List all lines of the data that include the string "자유게시판".

──────── SUPPLIED DATA

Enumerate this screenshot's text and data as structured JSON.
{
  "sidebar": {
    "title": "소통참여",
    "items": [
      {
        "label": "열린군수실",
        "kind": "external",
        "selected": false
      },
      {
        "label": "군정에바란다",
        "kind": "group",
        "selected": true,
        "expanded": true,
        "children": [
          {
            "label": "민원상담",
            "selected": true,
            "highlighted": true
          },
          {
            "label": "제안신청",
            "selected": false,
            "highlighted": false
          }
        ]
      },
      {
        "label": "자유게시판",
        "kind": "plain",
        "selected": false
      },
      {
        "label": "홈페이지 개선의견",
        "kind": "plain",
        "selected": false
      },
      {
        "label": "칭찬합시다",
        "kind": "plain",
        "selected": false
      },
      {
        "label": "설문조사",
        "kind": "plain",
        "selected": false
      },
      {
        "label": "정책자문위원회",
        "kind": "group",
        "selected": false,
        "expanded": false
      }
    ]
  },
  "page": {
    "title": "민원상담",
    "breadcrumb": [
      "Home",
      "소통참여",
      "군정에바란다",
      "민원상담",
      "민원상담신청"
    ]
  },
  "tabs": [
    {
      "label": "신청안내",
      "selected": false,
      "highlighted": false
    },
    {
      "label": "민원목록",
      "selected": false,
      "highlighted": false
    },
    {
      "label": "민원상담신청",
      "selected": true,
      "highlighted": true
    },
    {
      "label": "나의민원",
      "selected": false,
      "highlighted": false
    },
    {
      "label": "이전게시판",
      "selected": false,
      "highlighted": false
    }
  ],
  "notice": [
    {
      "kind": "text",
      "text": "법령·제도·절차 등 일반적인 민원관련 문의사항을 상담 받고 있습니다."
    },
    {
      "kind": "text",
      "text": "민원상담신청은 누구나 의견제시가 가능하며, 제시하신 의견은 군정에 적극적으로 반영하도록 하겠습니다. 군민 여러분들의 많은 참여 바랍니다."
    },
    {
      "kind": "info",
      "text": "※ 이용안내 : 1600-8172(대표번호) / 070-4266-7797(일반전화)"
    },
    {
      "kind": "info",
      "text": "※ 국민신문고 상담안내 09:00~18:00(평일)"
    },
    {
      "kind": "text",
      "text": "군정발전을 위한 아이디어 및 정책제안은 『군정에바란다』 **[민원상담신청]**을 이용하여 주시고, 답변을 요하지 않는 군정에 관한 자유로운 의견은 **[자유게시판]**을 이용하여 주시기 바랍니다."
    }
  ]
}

────────────────

**EXERCISE SOLUTION**.
        "label": "자유게시판",
      "text": "군정발전을 위한 아이디어 및 정책제안은 『군정에바란다』 **[민원상담신청]**을 이용하여 주시고, 답변을 요하지 않는 군정에 관한 자유로운 의견은 **[자유게시판]**을 이용하여 주시기 바랍니다."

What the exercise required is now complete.